• _What needs to be done_
Every entry below should be printed exactly, without its images.
┌──
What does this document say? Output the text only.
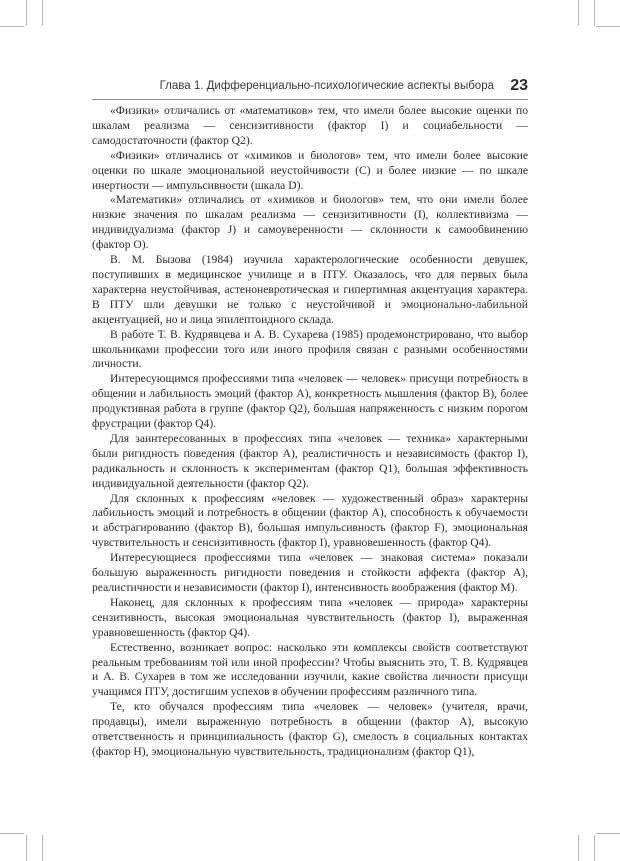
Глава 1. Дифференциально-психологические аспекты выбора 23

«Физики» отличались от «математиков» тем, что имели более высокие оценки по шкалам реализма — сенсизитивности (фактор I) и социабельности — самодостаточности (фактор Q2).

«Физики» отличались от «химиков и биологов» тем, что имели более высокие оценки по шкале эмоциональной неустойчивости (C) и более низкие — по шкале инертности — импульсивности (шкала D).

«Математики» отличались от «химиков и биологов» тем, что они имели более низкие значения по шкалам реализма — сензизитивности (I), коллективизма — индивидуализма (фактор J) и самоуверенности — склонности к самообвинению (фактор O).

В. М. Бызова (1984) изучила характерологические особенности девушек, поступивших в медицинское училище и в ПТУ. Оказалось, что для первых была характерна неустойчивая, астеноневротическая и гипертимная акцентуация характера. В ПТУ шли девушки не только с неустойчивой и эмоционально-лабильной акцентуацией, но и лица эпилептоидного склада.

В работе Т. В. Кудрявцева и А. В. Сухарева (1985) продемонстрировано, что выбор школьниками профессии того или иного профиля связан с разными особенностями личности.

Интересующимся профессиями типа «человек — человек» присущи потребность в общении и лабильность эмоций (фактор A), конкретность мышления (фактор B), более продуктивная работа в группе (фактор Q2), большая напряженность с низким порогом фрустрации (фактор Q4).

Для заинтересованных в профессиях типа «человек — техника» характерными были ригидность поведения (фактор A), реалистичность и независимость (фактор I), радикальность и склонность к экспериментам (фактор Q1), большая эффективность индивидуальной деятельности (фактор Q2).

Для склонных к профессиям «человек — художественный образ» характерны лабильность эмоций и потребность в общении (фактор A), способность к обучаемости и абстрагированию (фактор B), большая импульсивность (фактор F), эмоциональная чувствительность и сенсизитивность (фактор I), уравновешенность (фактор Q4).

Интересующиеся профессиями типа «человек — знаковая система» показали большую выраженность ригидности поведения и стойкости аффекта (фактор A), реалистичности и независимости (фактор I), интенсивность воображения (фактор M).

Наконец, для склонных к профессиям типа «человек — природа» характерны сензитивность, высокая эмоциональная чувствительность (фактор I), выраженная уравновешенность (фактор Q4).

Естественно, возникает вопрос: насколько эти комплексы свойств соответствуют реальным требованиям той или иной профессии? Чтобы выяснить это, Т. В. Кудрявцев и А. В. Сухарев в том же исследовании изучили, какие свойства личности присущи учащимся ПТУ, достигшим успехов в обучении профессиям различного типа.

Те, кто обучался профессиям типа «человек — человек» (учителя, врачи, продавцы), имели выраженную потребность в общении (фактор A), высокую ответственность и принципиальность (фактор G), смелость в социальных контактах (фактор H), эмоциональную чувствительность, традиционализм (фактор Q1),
└──
• _Expected answer_
What does this document say? Output the text only.
Глава 1. Дифференциально-психологические аспекты выбора 23

«Физики» отличались от «математиков» тем, что имели более высокие оценки по шкалам реализма — сенсизитивности (фактор I) и социабельности — самодостаточности (фактор Q2).

«Физики» отличались от «химиков и биологов» тем, что имели более высокие оценки по шкале эмоциональной неустойчивости (C) и более низкие — по шкале инертности — импульсивности (шкала D).

«Математики» отличались от «химиков и биологов» тем, что они имели более низкие значения по шкалам реализма — сензизитивности (I), коллективизма — индивидуализма (фактор J) и самоуверенности — склонности к самообвинению (фактор O).

В. М. Бызова (1984) изучила характерологические особенности девушек, поступивших в медицинское училище и в ПТУ. Оказалось, что для первых была характерна неустойчивая, астеноневротическая и гипертимная акцентуация характера. В ПТУ шли девушки не только с неустойчивой и эмоционально-лабильной акцентуацией, но и лица эпилептоидного склада.

В работе Т. В. Кудрявцева и А. В. Сухарева (1985) продемонстрировано, что выбор школьниками профессии того или иного профиля связан с разными особенностями личности.

Интересующимся профессиями типа «человек — человек» присущи потребность в общении и лабильность эмоций (фактор A), конкретность мышления (фактор B), более продуктивная работа в группе (фактор Q2), большая напряженность с низким порогом фрустрации (фактор Q4).

Для заинтересованных в профессиях типа «человек — техника» характерными были ригидность поведения (фактор A), реалистичность и независимость (фактор I), радикальность и склонность к экспериментам (фактор Q1), большая эффективность индивидуальной деятельности (фактор Q2).

Для склонных к профессиям «человек — художественный образ» характерны лабильность эмоций и потребность в общении (фактор A), способность к обучаемости и абстрагированию (фактор B), большая импульсивность (фактор F), эмоциональная чувствительность и сенсизитивность (фактор I), уравновешенность (фактор Q4).

Интересующиеся профессиями типа «человек — знаковая система» показали большую выраженность ригидности поведения и стойкости аффекта (фактор A), реалистичности и независимости (фактор I), интенсивность воображения (фактор M).

Наконец, для склонных к профессиям типа «человек — природа» характерны сензитивность, высокая эмоциональная чувствительность (фактор I), выраженная уравновешенность (фактор Q4).

Естественно, возникает вопрос: насколько эти комплексы свойств соответствуют реальным требованиям той или иной профессии? Чтобы выяснить это, Т. В. Кудрявцев и А. В. Сухарев в том же исследовании изучили, какие свойства личности присущи учащимся ПТУ, достигшим успехов в обучении профессиям различного типа.

Те, кто обучался профессиям типа «человек — человек» (учителя, врачи, продавцы), имели выраженную потребность в общении (фактор A), высокую ответственность и принципиальность (фактор G), смелость в социальных контактах (фактор H), эмоциональную чувствительность, традиционализм (фактор Q1),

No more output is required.